| Your instructions |
Collect each line holding the string "text".

══ Dataset rows

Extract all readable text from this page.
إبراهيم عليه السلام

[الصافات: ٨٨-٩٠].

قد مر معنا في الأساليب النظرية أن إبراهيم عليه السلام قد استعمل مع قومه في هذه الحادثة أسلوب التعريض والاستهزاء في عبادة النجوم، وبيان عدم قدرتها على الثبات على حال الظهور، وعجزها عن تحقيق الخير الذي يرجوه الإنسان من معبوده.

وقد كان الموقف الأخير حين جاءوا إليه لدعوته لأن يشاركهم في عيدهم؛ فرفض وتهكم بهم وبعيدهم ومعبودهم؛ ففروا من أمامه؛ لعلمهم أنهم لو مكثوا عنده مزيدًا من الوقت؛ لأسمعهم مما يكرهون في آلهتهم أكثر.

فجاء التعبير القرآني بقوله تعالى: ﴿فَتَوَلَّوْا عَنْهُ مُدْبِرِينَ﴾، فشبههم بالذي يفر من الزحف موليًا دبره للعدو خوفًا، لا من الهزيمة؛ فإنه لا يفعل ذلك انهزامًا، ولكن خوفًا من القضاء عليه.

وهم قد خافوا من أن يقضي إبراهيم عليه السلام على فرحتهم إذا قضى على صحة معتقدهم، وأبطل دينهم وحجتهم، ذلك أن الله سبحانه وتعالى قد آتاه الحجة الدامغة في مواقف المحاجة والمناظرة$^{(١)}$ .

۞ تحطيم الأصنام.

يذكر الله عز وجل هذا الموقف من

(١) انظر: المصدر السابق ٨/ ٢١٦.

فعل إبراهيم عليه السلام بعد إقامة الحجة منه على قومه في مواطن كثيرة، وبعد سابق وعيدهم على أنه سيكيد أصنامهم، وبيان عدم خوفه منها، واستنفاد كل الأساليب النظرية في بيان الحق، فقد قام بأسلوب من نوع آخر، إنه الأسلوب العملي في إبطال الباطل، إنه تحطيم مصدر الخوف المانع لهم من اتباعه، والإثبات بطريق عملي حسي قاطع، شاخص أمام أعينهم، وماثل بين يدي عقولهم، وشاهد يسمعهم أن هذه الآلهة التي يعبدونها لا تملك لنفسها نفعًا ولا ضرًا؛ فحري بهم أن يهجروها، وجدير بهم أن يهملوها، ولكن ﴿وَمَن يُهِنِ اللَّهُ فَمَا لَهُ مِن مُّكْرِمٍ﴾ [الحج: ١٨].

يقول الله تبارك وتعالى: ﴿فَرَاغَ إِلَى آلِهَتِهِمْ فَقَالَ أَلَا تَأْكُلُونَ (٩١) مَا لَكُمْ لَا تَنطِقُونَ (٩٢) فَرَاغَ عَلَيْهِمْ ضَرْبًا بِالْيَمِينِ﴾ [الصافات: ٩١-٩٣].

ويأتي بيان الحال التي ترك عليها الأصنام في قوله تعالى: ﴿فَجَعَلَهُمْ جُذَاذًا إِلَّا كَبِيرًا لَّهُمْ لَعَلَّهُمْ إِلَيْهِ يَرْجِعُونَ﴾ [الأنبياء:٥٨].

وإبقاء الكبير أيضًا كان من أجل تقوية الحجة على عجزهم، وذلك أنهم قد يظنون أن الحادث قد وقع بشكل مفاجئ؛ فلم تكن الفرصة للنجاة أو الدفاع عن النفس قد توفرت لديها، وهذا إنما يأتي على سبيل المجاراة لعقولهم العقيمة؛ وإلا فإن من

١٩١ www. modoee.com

════
══ Dataset rows

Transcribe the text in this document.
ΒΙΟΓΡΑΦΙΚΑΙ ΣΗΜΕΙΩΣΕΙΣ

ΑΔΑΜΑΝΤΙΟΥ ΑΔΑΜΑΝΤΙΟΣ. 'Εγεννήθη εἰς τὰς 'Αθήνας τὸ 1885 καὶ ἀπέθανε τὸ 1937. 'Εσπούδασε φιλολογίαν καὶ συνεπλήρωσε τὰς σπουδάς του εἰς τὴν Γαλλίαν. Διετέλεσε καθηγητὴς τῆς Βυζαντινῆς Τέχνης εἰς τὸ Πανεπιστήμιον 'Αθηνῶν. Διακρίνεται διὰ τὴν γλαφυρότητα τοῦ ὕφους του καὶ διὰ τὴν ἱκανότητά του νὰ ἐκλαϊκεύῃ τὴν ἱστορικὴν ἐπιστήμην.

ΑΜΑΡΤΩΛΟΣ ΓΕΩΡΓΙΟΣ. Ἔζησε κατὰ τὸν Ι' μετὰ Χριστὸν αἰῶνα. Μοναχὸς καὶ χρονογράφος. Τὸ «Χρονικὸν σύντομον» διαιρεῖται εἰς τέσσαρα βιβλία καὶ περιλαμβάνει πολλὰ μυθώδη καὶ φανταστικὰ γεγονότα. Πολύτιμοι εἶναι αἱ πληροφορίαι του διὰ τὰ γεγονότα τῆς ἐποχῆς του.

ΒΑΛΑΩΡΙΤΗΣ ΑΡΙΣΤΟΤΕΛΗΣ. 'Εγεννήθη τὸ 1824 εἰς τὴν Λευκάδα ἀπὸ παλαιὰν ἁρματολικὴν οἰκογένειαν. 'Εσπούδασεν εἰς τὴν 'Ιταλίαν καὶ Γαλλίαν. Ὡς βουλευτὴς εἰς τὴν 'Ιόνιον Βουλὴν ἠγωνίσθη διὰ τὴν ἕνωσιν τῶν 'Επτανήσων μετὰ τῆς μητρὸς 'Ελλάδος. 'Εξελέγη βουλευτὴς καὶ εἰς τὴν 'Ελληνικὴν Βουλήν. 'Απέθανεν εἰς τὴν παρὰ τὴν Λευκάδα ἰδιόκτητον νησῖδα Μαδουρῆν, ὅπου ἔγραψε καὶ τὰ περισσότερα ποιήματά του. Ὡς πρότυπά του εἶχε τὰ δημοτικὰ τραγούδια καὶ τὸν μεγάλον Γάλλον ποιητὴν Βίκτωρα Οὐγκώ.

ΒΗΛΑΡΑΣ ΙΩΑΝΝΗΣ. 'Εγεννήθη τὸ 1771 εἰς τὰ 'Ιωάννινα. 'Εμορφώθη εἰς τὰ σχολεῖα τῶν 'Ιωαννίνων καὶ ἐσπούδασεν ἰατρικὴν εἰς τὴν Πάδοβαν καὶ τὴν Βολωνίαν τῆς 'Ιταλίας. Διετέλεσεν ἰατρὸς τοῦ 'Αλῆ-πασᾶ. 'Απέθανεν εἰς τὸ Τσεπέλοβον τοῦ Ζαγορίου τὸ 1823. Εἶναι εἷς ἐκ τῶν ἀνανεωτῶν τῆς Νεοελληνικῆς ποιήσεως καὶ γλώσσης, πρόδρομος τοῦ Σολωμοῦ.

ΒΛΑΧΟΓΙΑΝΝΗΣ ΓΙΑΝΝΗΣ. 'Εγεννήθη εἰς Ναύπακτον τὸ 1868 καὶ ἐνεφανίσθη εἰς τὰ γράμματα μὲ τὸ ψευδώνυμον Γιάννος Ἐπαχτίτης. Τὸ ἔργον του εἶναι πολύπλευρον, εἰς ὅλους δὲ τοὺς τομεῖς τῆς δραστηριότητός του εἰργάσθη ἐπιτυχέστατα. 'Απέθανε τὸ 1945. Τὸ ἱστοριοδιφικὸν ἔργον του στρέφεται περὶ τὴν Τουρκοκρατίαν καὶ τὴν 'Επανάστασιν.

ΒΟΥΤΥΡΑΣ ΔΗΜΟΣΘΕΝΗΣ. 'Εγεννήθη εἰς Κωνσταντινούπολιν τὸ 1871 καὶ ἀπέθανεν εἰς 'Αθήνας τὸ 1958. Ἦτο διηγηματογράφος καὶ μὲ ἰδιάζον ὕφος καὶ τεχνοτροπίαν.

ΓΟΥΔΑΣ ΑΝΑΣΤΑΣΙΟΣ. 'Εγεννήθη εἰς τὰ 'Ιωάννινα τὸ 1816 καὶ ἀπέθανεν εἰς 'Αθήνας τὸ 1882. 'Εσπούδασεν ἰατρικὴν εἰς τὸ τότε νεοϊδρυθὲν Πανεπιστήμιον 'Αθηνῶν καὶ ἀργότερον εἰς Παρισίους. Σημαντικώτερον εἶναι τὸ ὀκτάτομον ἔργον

════

| The completed task |
Extract all readable text from this page.
Transcribe the text in this document.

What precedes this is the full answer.